Determine how many lines of the records include "JSON", and answer with the number alone.

→ Data rows:
——————————
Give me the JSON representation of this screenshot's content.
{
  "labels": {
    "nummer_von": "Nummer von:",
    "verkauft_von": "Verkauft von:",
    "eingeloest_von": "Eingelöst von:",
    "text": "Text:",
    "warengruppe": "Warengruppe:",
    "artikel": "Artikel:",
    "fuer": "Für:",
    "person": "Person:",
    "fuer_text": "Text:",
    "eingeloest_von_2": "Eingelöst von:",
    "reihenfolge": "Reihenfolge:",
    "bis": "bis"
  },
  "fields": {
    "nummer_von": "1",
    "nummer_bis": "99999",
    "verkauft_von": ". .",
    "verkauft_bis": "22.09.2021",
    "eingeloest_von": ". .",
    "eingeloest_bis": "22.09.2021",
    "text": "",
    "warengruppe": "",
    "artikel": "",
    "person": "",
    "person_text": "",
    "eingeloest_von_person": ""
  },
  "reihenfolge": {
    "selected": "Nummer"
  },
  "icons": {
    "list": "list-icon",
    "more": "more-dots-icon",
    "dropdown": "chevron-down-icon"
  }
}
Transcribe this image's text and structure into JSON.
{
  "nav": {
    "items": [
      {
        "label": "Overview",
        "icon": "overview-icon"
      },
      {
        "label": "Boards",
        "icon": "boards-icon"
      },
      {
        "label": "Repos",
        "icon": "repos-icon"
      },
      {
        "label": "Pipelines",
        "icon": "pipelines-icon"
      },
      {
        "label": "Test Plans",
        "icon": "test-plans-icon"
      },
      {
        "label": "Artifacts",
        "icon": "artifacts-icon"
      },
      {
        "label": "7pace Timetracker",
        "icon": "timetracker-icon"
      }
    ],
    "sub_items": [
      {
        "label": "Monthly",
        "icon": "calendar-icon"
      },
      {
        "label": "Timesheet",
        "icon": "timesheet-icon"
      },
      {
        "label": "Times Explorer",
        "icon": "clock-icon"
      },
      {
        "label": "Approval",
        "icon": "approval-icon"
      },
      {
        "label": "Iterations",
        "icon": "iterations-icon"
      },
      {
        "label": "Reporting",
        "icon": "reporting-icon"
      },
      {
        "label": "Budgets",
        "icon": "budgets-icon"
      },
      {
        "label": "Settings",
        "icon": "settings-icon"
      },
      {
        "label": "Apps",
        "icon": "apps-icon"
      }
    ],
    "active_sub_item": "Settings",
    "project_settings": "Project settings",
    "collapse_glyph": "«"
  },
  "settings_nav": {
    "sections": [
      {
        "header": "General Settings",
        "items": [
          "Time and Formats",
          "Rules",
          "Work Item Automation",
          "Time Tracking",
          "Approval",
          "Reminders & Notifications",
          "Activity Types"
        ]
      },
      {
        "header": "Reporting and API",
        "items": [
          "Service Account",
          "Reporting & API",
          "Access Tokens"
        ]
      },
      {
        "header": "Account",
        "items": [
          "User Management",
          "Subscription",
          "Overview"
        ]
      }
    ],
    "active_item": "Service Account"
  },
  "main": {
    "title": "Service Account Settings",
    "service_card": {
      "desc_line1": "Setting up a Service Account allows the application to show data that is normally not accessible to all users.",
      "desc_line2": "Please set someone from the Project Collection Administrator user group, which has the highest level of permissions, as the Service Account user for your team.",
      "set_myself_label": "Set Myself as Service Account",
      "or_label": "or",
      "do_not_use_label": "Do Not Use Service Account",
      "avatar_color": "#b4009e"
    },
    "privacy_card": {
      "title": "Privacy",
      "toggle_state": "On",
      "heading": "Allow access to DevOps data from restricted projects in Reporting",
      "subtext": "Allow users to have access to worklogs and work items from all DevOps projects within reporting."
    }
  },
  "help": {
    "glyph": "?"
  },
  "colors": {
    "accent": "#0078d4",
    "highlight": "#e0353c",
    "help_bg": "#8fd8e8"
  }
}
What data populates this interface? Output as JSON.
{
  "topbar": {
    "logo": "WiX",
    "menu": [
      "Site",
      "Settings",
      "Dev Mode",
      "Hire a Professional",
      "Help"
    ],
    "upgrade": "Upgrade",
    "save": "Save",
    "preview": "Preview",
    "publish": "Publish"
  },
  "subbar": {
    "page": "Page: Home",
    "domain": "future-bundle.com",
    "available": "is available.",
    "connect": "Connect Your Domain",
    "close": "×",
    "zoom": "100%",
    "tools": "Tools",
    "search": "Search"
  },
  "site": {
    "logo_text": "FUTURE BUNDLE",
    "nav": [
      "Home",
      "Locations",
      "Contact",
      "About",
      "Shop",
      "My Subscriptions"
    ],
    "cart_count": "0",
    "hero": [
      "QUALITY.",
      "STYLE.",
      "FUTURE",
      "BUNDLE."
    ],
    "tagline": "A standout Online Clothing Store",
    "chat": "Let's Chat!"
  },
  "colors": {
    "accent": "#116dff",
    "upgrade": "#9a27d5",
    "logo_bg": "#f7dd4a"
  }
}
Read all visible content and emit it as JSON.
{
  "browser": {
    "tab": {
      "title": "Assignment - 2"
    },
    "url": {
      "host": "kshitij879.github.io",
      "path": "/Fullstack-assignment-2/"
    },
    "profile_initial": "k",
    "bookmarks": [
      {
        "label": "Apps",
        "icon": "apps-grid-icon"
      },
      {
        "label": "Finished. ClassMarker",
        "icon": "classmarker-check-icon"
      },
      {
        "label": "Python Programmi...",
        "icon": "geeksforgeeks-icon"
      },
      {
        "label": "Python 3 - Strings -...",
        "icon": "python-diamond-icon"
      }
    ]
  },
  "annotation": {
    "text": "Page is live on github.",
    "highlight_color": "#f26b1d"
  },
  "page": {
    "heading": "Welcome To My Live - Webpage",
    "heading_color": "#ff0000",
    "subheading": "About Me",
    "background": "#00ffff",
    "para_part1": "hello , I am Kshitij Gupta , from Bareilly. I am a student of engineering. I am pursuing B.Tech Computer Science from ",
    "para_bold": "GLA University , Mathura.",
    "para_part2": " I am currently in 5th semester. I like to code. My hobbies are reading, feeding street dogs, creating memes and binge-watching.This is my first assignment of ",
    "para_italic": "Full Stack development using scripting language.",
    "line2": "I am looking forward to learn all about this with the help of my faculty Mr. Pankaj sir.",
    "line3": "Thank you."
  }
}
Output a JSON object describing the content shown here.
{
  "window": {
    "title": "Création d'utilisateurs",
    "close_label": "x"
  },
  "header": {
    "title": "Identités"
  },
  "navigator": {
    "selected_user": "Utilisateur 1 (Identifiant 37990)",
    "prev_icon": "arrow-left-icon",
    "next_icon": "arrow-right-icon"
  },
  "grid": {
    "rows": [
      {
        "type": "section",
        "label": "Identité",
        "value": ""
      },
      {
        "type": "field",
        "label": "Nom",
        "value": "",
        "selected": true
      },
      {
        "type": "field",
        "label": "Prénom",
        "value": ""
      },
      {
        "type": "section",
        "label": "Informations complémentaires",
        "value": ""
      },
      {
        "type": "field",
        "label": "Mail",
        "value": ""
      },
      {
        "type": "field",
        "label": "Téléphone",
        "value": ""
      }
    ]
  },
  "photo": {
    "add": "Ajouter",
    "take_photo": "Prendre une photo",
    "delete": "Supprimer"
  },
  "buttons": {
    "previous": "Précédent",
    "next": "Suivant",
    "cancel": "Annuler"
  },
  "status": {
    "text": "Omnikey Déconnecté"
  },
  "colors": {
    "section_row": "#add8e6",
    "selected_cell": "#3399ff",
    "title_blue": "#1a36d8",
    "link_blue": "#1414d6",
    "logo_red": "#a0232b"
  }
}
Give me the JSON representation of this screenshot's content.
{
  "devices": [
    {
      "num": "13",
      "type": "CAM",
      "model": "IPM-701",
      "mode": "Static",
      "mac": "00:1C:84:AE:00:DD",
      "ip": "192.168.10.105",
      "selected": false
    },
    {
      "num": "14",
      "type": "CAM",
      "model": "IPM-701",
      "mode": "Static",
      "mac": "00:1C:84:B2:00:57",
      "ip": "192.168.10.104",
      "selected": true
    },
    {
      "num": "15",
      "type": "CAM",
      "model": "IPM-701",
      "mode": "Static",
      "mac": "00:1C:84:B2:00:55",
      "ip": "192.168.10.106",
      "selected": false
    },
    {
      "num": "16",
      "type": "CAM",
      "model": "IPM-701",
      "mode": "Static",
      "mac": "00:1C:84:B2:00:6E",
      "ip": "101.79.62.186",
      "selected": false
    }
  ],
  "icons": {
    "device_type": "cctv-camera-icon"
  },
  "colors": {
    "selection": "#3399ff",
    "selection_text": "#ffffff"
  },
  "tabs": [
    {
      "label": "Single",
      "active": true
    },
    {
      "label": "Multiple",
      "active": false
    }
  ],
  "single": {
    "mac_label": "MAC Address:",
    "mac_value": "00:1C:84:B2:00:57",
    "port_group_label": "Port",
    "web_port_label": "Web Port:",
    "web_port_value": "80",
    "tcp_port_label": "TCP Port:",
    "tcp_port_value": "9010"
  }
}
——————————
→ Right answer: 6